**WHAT TO WORK ON:** Emit the data below verbatim, stripping out any pictures.

**********

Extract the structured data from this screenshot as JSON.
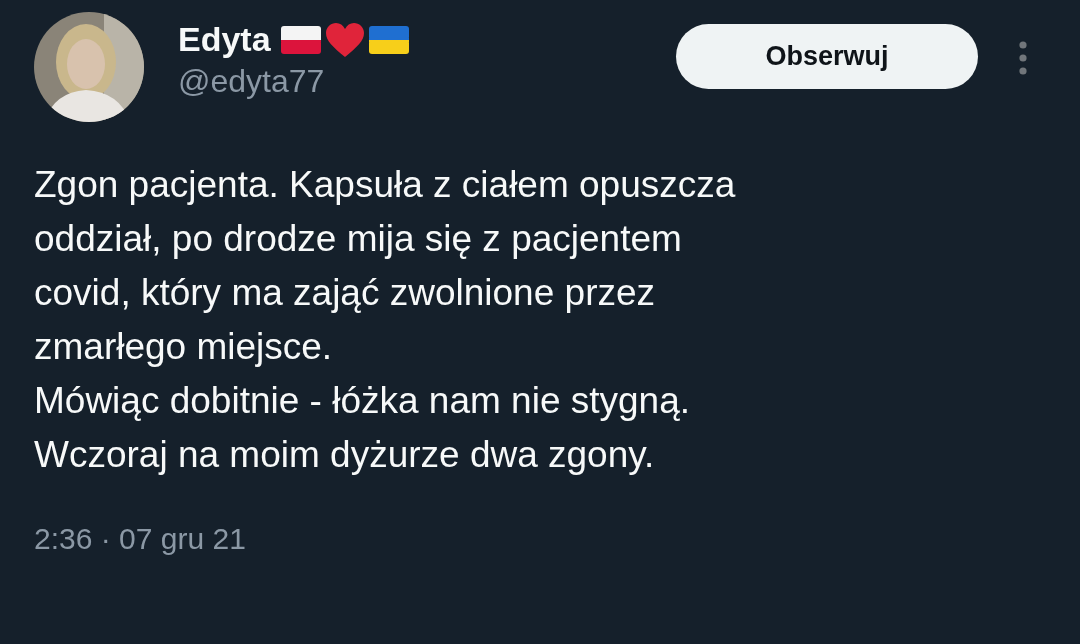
{
  "author": {
    "name": "Edyta",
    "handle": "@edyta77",
    "badges": [
      {
        "kind": "flag-poland"
      },
      {
        "kind": "heart"
      },
      {
        "kind": "flag-ukraine"
      }
    ]
  },
  "follow_button": {
    "label": "Obserwuj"
  },
  "tweet_lines": [
    "Zgon pacjenta. Kapsuła z ciałem opuszcza",
    "oddział, po drodze mija się z pacjentem",
    "covid, który ma zająć zwolnione przez",
    "zmarłego miejsce.",
    "Mówiąc dobitnie - łóżka nam nie stygną.",
    "Wczoraj na moim dyżurze dwa zgony."
  ],
  "timestamp": "2:36 · 07 gru 21"
}
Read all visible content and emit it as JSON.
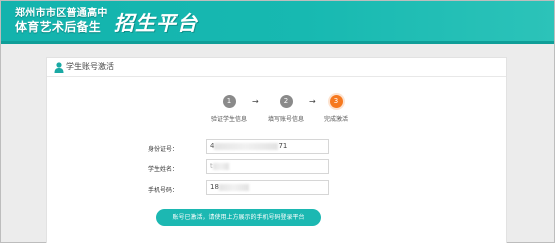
{
  "brand": {
    "line1": "郑州市市区普通高中",
    "line2": "体育艺术后备生",
    "platform": "招生平台"
  },
  "panel": {
    "title": "学生账号激活",
    "icon": "user-icon"
  },
  "steps": [
    {
      "number": "1",
      "label": "验证学生信息",
      "state": "done"
    },
    {
      "number": "2",
      "label": "填写账号信息",
      "state": "done"
    },
    {
      "number": "3",
      "label": "完成激活",
      "state": "active"
    }
  ],
  "step_arrow": "→",
  "form": {
    "id_label": "身份证号：",
    "id_value_prefix": "4",
    "id_value_suffix": "71",
    "name_label": "学生姓名：",
    "name_value_prefix": "t",
    "phone_label": "手机号码：",
    "phone_value_prefix": "18"
  },
  "submit_label": "账号已激活，请使用上方展示的手机号码登录平台",
  "colors": {
    "header": "#17b9b1",
    "active_step": "#f6791f",
    "inactive_step": "#8a8a8a",
    "button": "#1cb8b2"
  }
}
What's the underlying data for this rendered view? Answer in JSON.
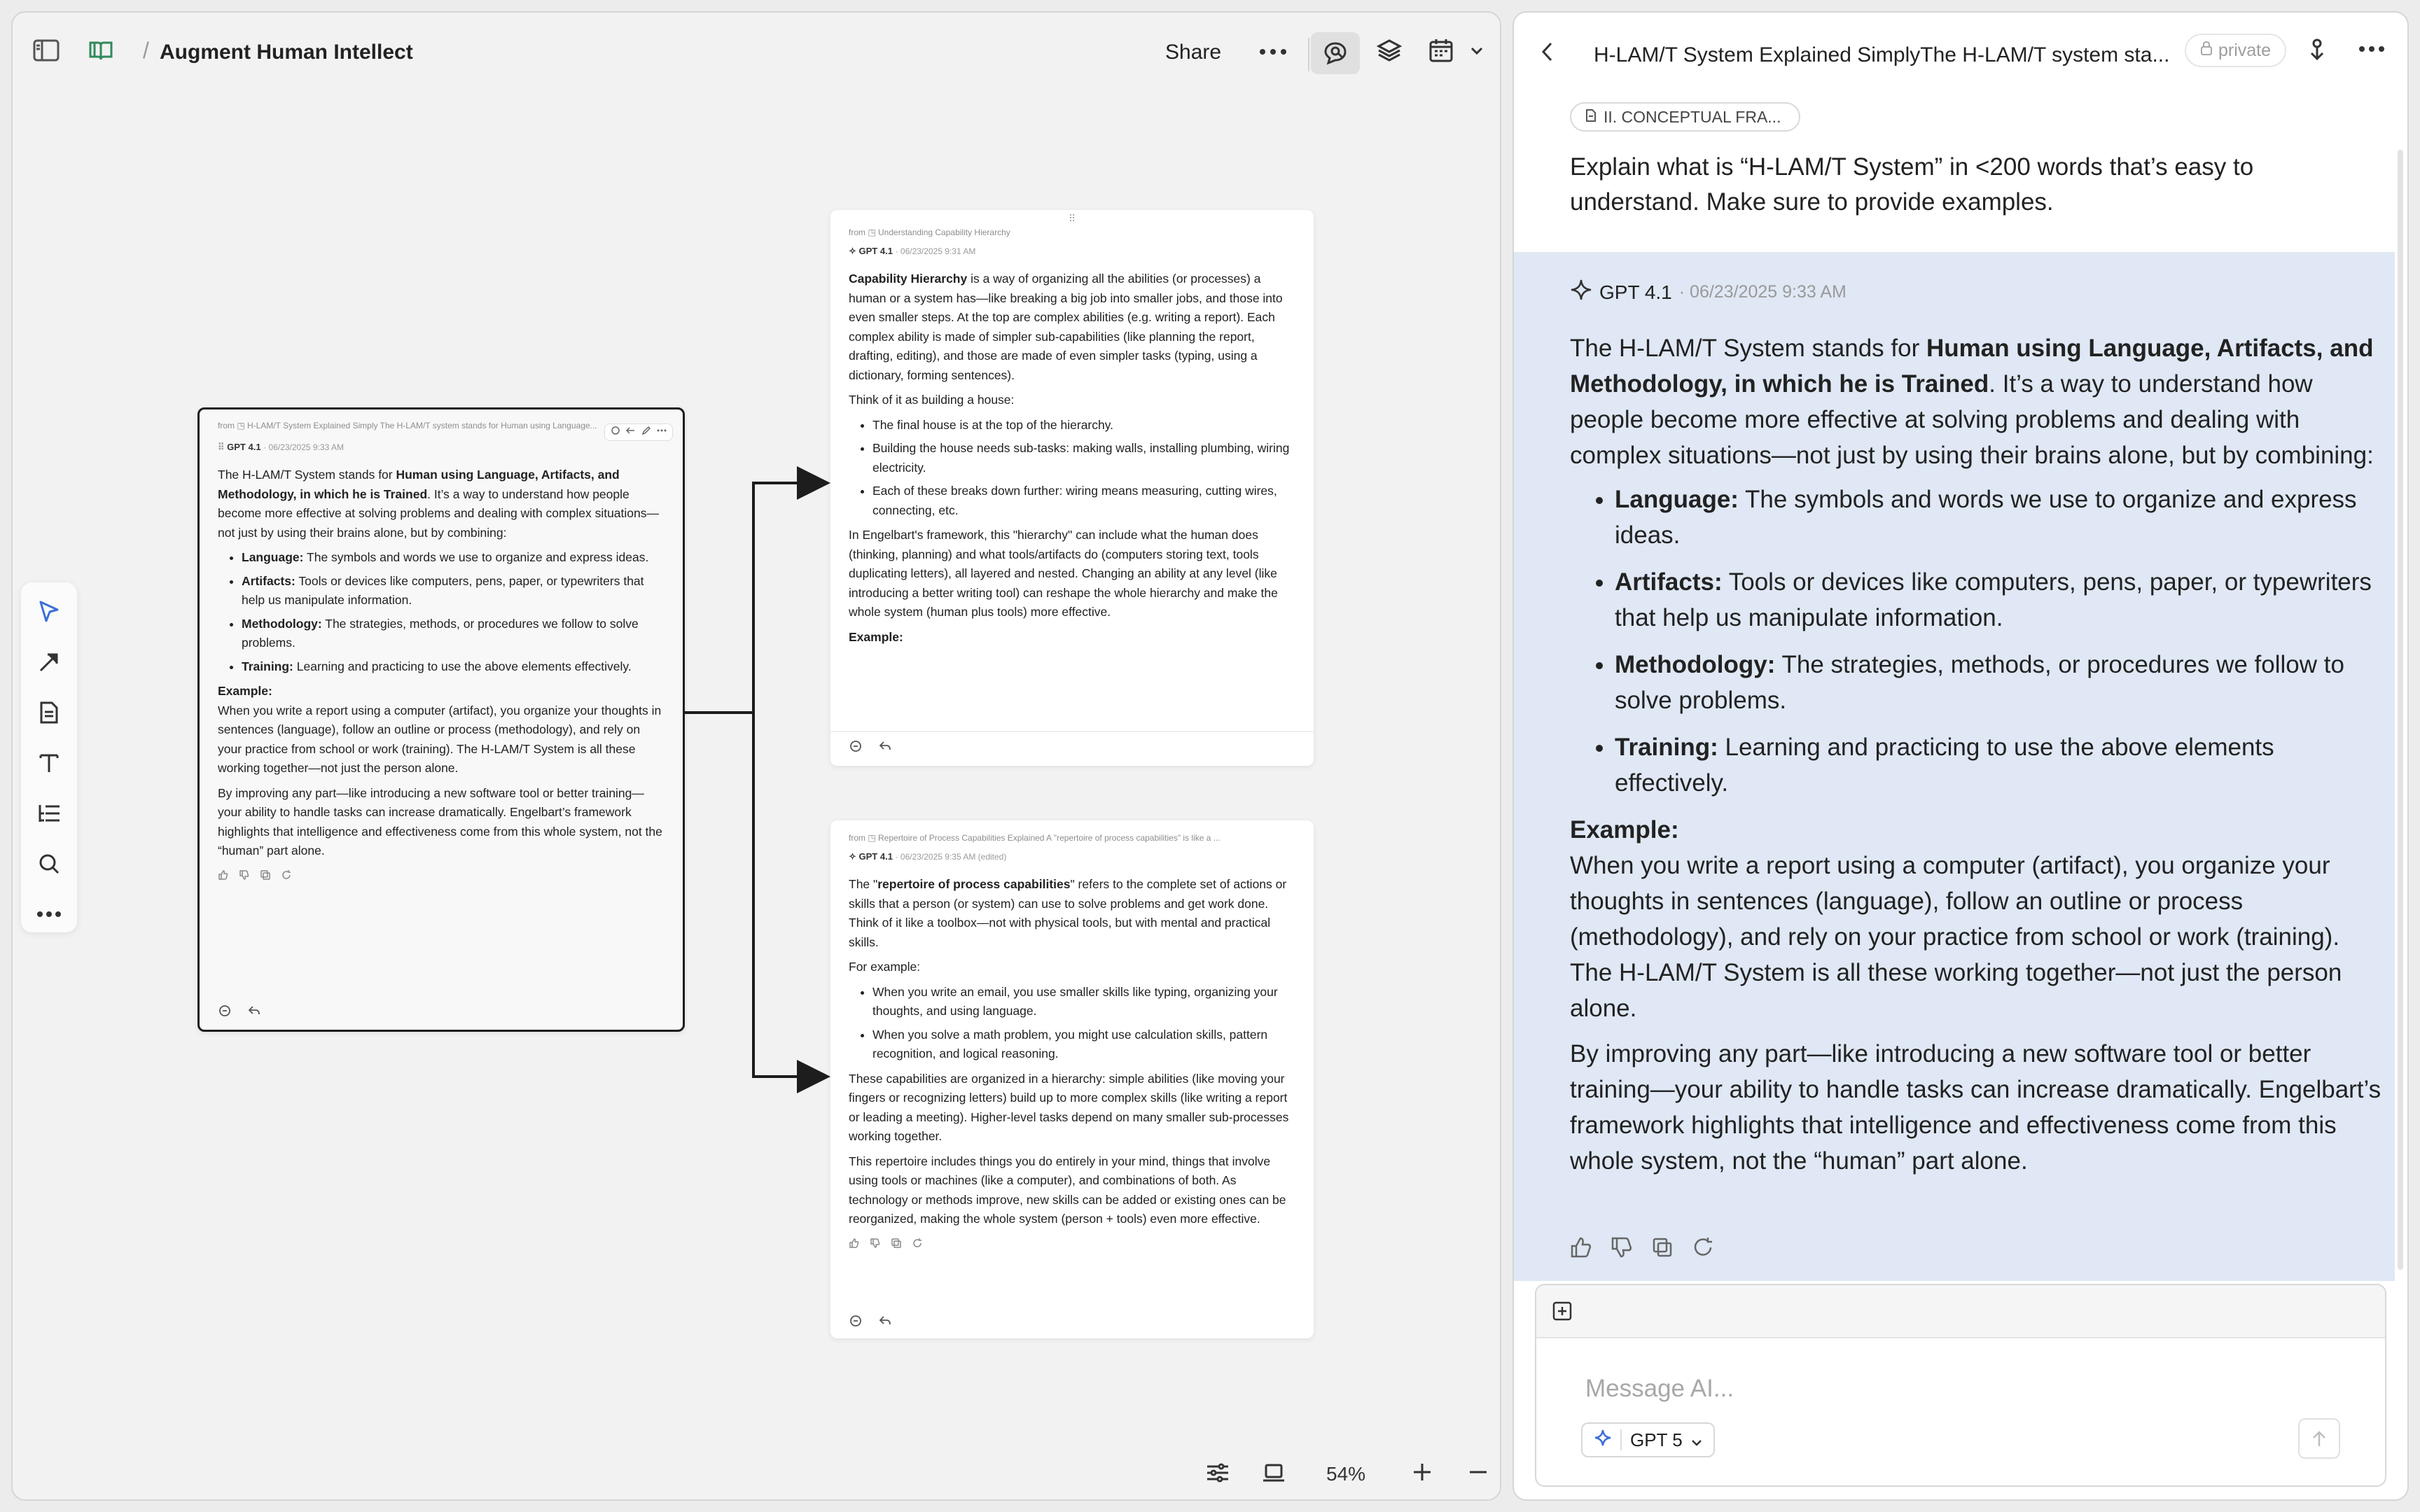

**********

**TASK OUTPUT:**
Extract the structured data from this screenshot as JSON.
{
  "author": {
    "name": "Edyta",
    "handle": "@edyta77",
    "badges": [
      {
        "kind": "flag-poland"
      },
      {
        "kind": "heart"
      },
      {
        "kind": "flag-ukraine"
      }
    ]
  },
  "follow_button": {
    "label": "Obserwuj"
  },
  "tweet_lines": [
    "Zgon pacjenta. Kapsuła z ciałem opuszcza",
    "oddział, po drodze mija się z pacjentem",
    "covid, który ma zająć zwolnione przez",
    "zmarłego miejsce.",
    "Mówiąc dobitnie - łóżka nam nie stygną.",
    "Wczoraj na moim dyżurze dwa zgony."
  ],
  "timestamp": "2:36 · 07 gru 21"
}
Read all visible content and emit it as JSON.
{
  "brand": {
    "line1": "郑州市市区普通高中",
    "line2": "体育艺术后备生",
    "platform": "招生平台"
  },
  "panel": {
    "title": "学生账号激活",
    "icon": "user-icon"
  },
  "steps": [
    {
      "number": "1",
      "label": "验证学生信息",
      "state": "done"
    },
    {
      "number": "2",
      "label": "填写账号信息",
      "state": "done"
    },
    {
      "number": "3",
      "label": "完成激活",
      "state": "active"
    }
  ],
  "step_arrow": "→",
  "form": {
    "id_label": "身份证号：",
    "id_value_prefix": "4",
    "id_value_suffix": "71",
    "name_label": "学生姓名：",
    "name_value_prefix": "t",
    "phone_label": "手机号码：",
    "phone_value_prefix": "18"
  },
  "submit_label": "账号已激活，请使用上方展示的手机号码登录平台",
  "colors": {
    "header": "#17b9b1",
    "active_step": "#f6791f",
    "inactive_step": "#8a8a8a",
    "button": "#1cb8b2"
  }
}
What's the underlying data for this rendered view? Answer in JSON.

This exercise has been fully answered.